## start STORED RECORDS

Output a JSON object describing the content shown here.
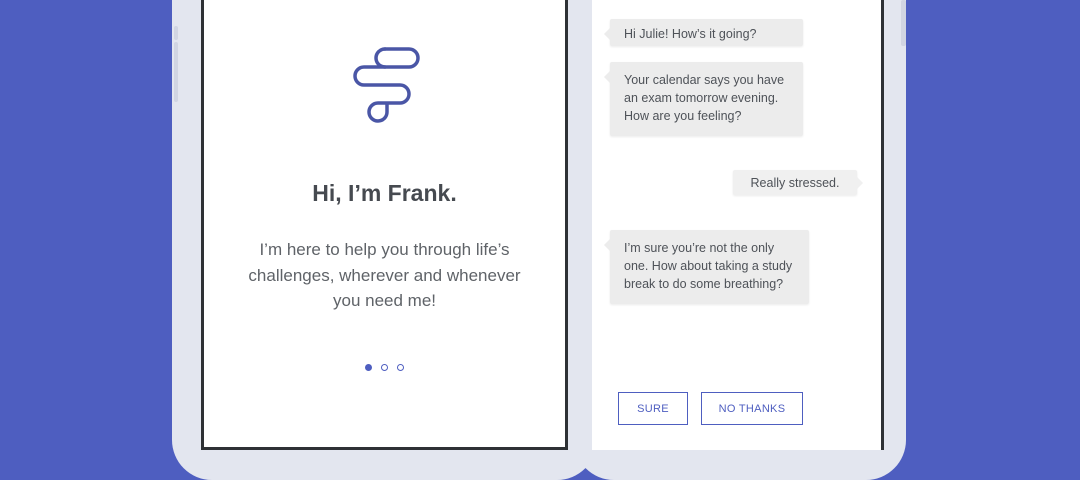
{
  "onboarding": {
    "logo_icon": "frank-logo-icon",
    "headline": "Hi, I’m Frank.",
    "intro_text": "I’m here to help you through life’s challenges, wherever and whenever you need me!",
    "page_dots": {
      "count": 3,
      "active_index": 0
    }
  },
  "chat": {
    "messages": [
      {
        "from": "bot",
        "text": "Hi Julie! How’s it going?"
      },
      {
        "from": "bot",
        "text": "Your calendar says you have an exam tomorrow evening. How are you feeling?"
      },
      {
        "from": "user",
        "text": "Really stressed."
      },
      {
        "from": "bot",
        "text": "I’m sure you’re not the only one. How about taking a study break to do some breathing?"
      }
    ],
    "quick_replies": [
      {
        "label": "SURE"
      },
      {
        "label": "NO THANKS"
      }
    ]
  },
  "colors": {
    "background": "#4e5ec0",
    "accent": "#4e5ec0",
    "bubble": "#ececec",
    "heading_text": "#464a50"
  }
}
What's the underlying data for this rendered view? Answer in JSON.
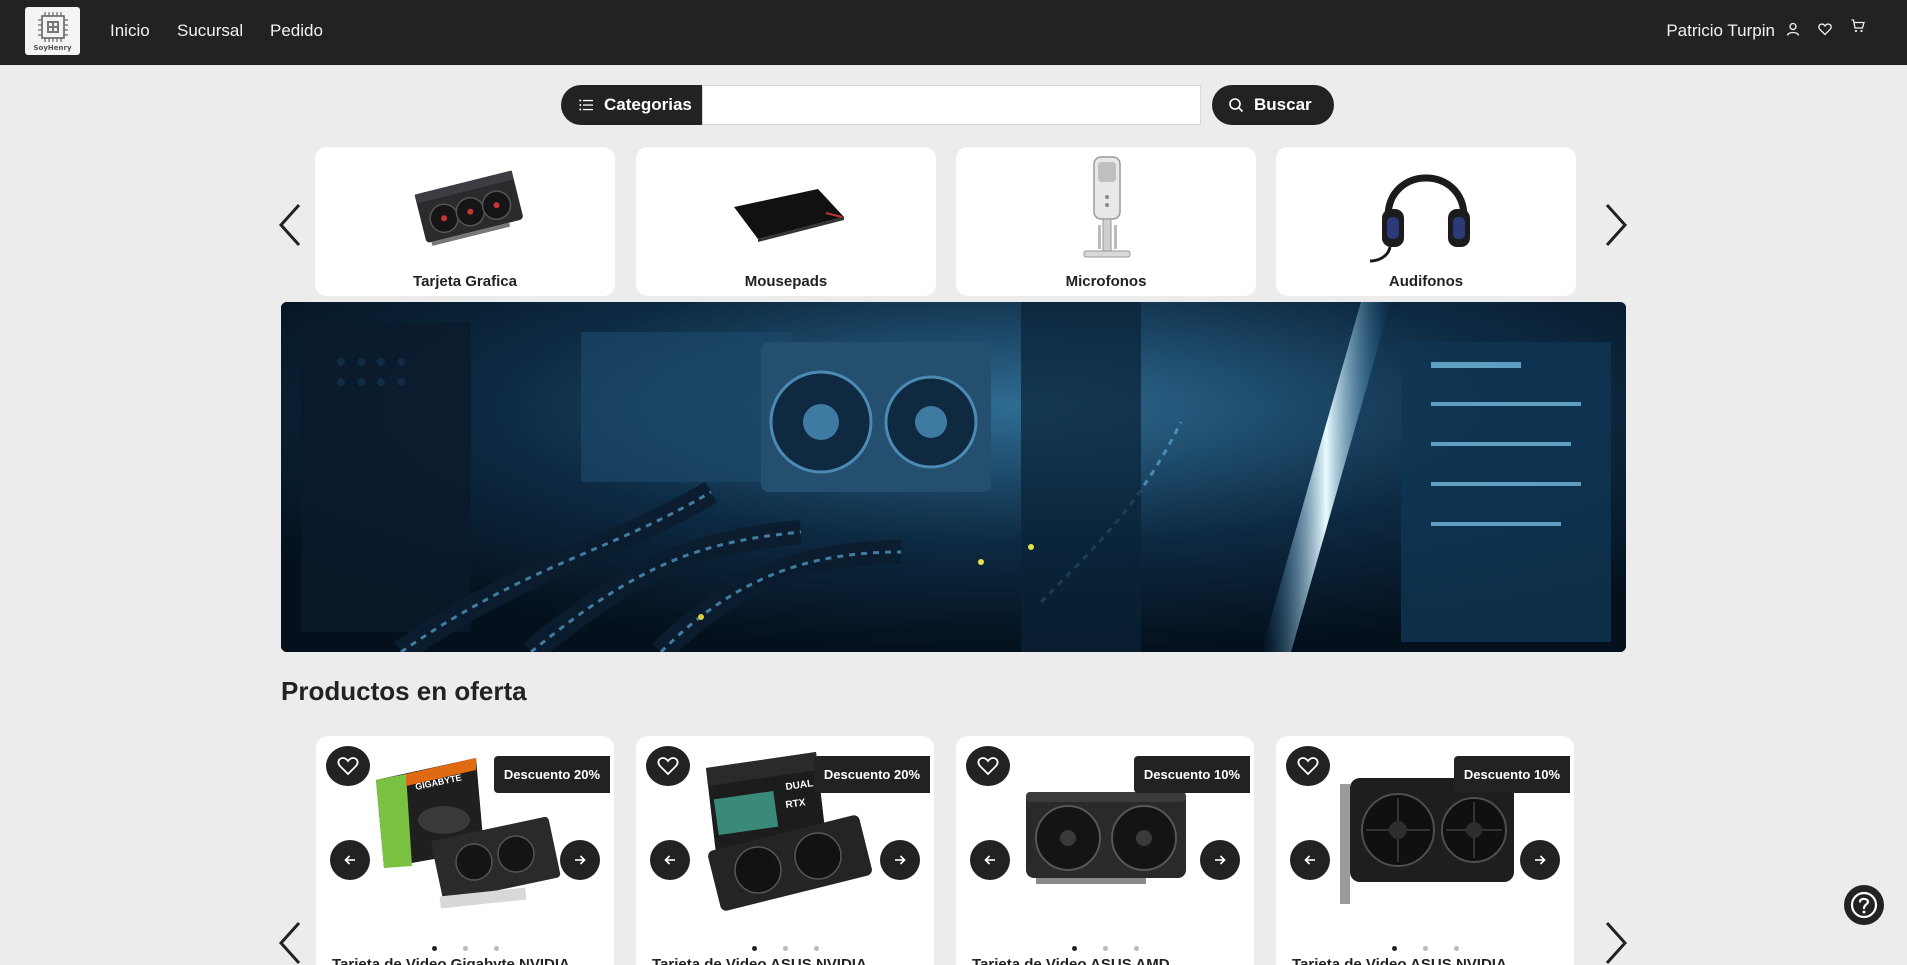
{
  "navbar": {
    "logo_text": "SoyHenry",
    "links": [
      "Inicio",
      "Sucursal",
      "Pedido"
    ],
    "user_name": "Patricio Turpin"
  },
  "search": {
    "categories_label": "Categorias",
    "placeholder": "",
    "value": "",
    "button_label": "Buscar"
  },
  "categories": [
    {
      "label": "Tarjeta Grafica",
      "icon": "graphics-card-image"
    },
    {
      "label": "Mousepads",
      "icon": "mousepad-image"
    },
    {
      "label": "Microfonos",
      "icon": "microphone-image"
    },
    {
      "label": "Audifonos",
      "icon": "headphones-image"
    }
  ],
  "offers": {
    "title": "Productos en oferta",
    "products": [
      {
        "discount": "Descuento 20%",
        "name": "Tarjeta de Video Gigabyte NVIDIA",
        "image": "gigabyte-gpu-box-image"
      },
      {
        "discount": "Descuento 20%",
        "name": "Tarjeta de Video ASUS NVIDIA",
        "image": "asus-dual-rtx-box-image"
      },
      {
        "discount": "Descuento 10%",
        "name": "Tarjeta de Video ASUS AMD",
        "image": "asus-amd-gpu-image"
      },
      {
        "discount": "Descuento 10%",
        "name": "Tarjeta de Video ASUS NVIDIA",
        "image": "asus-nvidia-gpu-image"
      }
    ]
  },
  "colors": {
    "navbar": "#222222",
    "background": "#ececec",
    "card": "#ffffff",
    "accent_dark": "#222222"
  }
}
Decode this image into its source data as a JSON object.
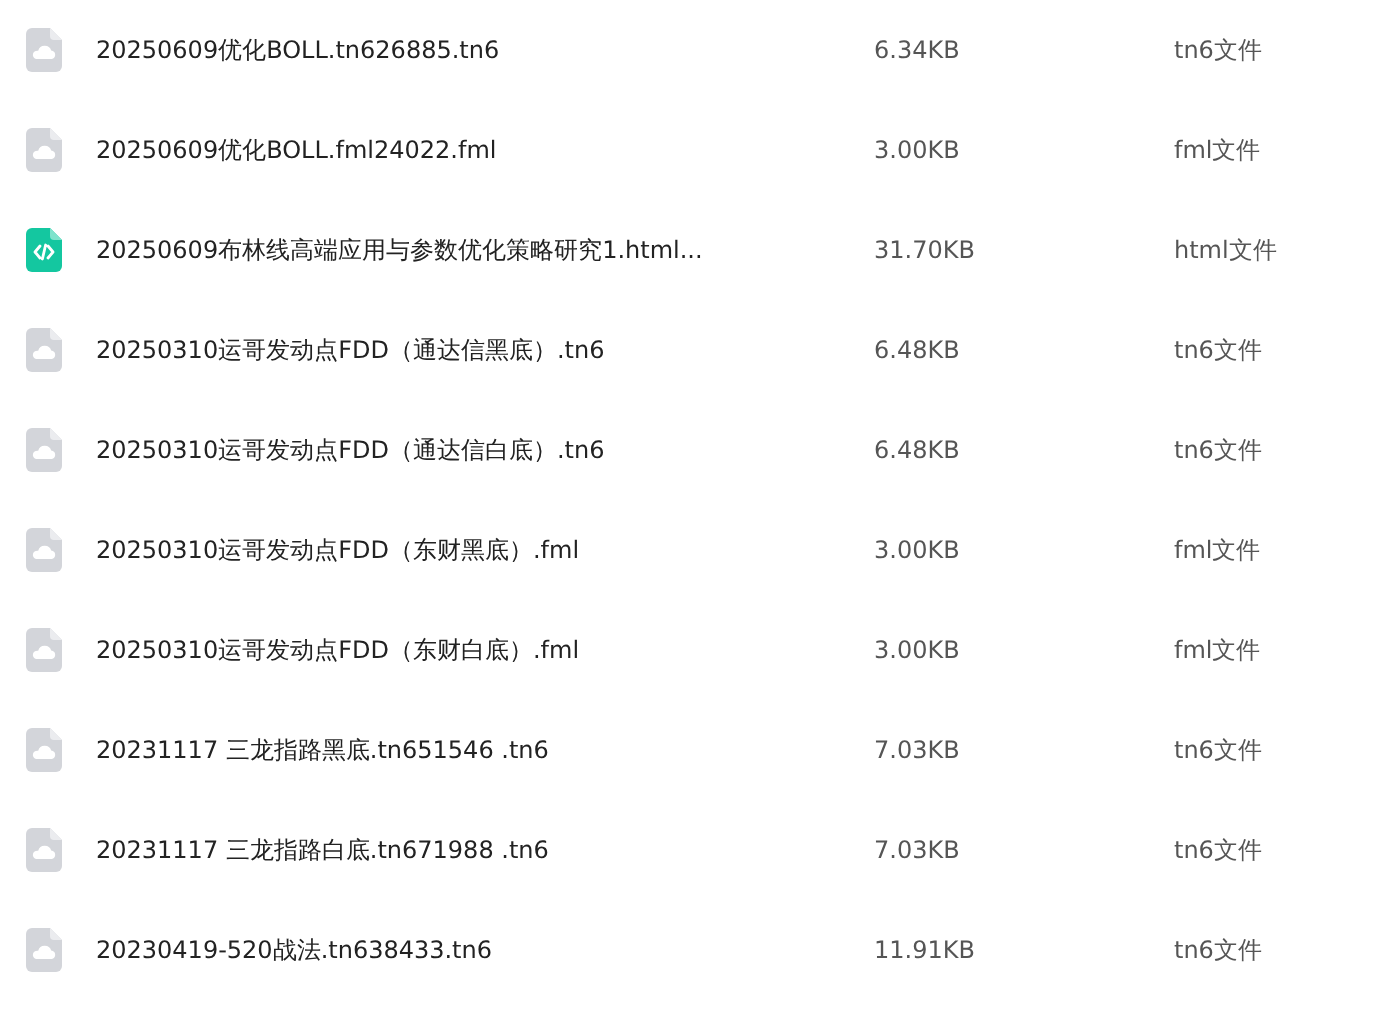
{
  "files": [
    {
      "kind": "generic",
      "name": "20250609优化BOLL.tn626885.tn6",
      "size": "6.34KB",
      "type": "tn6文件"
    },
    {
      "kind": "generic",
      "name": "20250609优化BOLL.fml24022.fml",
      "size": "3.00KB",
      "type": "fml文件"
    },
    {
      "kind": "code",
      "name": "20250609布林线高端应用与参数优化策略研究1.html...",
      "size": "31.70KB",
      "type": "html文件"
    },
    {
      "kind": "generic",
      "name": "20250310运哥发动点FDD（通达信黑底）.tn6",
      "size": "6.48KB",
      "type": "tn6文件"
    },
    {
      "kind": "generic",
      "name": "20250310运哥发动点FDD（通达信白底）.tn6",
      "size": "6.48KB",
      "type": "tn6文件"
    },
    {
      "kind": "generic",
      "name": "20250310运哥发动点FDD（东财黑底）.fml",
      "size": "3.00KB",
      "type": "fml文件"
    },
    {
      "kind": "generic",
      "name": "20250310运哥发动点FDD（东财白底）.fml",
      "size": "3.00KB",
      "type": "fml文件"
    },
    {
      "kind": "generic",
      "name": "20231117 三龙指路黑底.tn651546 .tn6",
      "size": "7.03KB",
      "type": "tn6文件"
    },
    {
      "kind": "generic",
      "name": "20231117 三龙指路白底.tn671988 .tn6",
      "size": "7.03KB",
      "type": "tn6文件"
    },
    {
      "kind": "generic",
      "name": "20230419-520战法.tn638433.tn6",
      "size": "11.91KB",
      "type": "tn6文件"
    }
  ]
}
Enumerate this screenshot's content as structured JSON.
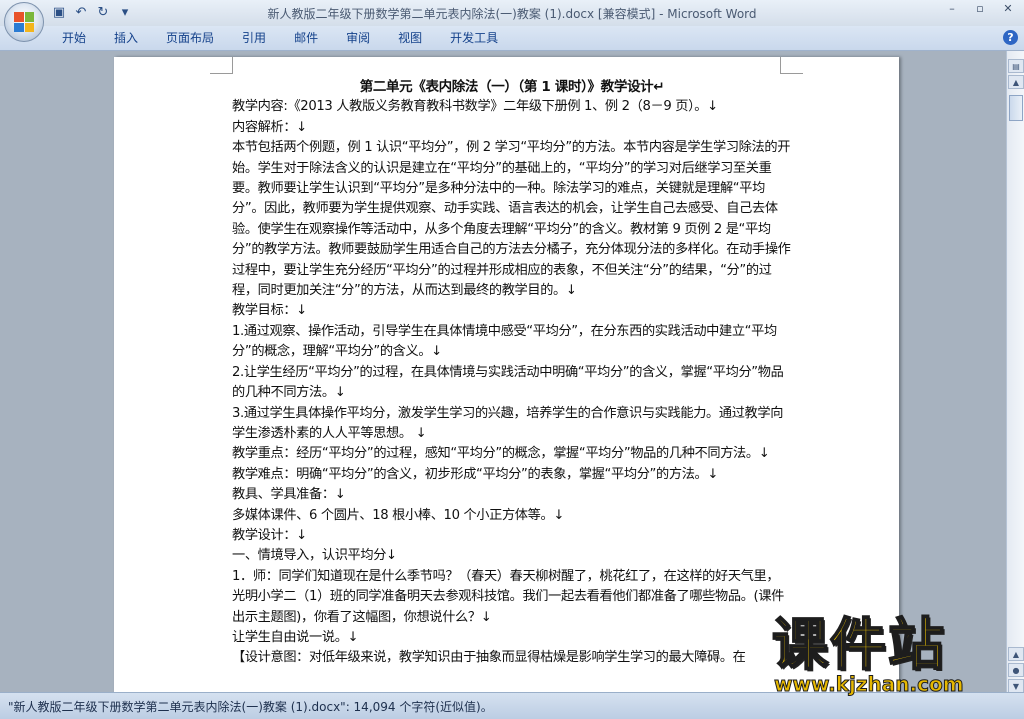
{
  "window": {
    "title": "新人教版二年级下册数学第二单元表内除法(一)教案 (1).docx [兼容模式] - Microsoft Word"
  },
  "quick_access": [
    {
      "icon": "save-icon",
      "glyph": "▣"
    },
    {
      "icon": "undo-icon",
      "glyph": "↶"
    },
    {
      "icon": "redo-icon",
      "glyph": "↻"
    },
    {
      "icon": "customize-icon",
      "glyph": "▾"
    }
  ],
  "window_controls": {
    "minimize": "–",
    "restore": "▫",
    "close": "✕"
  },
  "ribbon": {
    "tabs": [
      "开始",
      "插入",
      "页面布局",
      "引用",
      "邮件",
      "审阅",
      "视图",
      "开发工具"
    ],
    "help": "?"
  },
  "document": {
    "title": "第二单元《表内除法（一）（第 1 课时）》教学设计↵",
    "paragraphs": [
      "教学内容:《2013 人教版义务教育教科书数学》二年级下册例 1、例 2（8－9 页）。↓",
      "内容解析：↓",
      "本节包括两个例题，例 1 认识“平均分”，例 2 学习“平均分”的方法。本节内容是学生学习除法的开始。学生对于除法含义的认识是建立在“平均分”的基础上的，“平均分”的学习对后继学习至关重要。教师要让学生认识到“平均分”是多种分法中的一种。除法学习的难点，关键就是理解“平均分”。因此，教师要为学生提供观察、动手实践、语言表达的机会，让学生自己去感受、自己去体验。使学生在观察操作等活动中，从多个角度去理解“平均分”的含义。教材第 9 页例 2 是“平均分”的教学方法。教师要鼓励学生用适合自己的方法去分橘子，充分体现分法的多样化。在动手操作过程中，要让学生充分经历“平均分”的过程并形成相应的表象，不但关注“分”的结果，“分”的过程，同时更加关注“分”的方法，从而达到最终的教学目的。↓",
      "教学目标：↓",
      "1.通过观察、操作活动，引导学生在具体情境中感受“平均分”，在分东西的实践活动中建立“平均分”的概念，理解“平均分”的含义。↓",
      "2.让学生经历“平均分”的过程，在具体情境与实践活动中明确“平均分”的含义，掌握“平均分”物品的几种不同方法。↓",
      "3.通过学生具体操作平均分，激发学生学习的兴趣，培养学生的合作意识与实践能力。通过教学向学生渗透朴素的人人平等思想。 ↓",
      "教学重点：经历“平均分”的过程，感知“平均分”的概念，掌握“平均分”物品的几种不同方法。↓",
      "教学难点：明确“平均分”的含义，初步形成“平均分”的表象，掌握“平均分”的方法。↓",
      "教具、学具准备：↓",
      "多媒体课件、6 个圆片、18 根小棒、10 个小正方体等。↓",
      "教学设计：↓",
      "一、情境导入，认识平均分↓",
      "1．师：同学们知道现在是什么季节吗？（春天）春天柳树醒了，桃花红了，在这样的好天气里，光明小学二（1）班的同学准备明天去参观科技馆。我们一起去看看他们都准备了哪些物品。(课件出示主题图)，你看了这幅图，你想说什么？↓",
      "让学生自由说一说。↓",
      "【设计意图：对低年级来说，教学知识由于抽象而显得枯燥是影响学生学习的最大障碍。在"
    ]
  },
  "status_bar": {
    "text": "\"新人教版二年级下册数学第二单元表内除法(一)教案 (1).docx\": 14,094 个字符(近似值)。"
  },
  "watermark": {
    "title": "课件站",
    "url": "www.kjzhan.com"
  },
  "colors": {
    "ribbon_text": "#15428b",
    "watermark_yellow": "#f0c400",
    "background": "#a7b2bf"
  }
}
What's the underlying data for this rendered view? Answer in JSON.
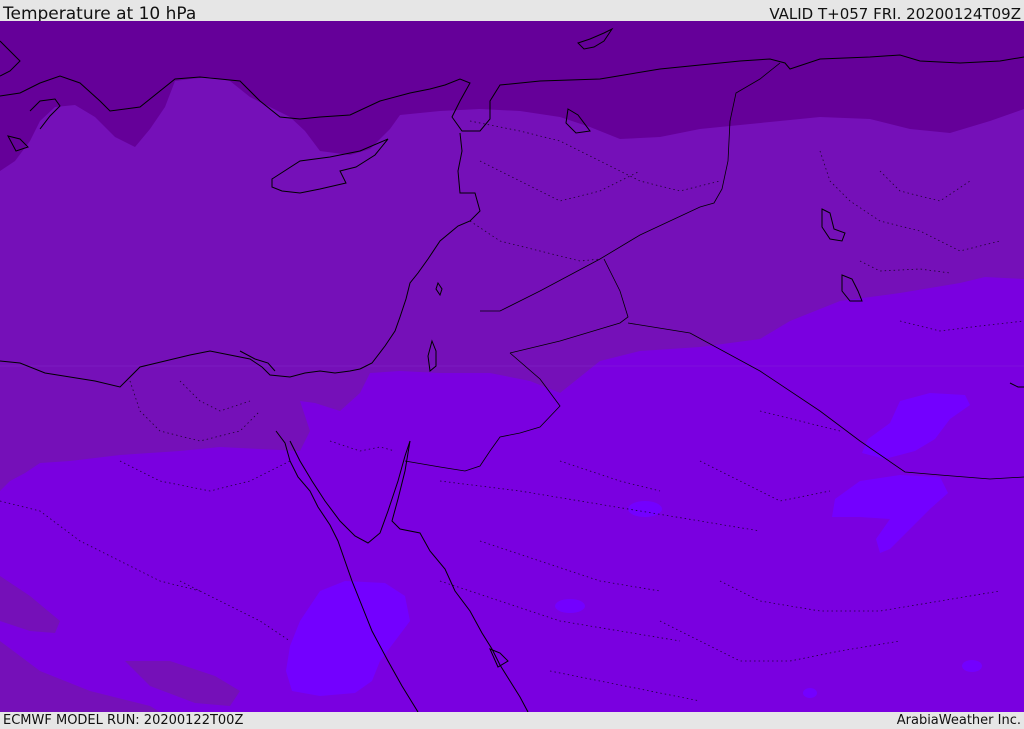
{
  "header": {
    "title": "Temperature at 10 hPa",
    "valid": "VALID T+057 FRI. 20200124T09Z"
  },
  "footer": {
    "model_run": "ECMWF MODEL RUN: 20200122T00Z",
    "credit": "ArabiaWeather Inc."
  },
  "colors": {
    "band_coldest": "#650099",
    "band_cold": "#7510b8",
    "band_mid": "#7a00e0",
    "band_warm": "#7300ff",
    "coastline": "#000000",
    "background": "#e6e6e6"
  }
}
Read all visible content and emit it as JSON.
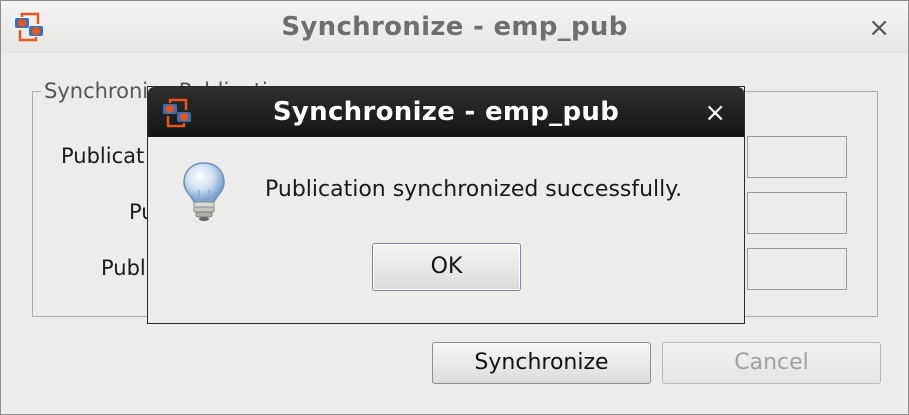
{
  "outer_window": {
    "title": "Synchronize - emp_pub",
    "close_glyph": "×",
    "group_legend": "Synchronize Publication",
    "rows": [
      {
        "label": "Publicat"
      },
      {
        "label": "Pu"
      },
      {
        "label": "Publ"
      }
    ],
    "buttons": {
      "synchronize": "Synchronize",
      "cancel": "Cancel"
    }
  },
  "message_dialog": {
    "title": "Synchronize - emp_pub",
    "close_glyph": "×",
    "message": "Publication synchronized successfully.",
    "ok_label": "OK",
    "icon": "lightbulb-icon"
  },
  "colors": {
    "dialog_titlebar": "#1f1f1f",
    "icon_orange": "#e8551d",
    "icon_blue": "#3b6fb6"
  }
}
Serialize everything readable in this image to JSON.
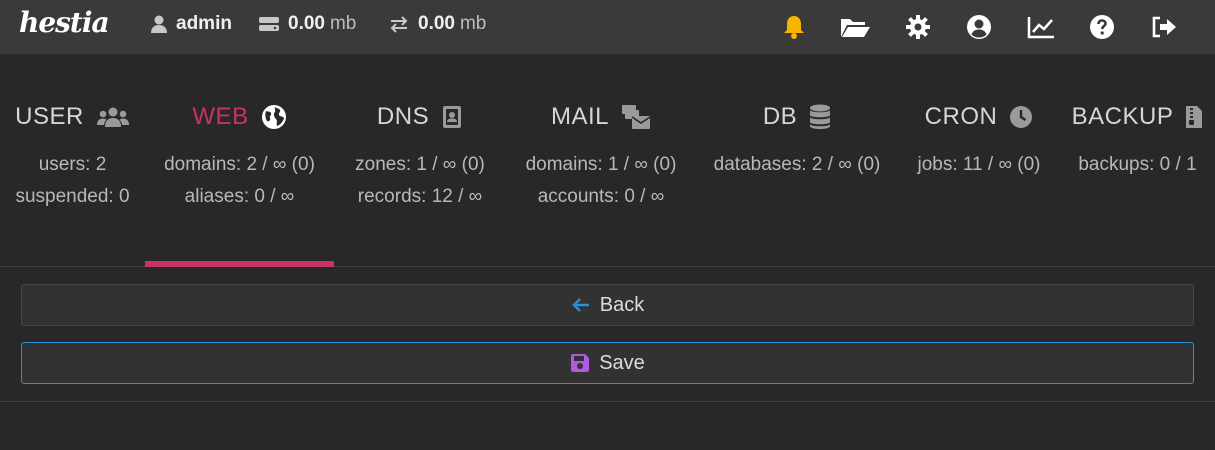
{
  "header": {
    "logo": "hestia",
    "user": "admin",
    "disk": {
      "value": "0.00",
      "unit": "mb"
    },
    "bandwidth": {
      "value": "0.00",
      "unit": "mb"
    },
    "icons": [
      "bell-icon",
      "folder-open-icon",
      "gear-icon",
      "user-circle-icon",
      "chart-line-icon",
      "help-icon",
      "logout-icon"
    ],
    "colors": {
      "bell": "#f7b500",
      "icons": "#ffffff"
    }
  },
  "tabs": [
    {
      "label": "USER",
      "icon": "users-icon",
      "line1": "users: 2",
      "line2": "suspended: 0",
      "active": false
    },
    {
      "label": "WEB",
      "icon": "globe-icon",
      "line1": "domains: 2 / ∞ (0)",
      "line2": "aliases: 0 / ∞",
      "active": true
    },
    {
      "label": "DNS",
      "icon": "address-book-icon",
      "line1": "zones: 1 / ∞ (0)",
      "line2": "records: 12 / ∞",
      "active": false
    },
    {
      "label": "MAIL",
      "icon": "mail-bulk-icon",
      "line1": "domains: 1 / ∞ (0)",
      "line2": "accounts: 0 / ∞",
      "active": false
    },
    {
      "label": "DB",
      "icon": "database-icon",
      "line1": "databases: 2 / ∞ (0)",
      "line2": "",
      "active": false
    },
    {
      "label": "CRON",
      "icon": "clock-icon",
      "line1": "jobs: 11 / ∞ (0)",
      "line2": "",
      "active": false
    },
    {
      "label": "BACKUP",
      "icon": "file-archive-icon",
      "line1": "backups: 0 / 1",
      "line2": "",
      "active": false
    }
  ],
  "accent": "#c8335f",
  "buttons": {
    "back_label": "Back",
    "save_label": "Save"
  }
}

## end STORED RECORDS

WHAT TO DO. Copy every line in the records above that contains the word "新人教版二年级下册数学第二单元表内除法".

REPLY TO THE EXERCISE.
    "title": "新人教版二年级下册数学第二单元表内除法(一)教案 (1).docx [兼容模式] - Microsoft Word"
    "text": "\"新人教版二年级下册数学第二单元表内除法(一)教案 (1).docx\": 14,094 个字符(近似值)。"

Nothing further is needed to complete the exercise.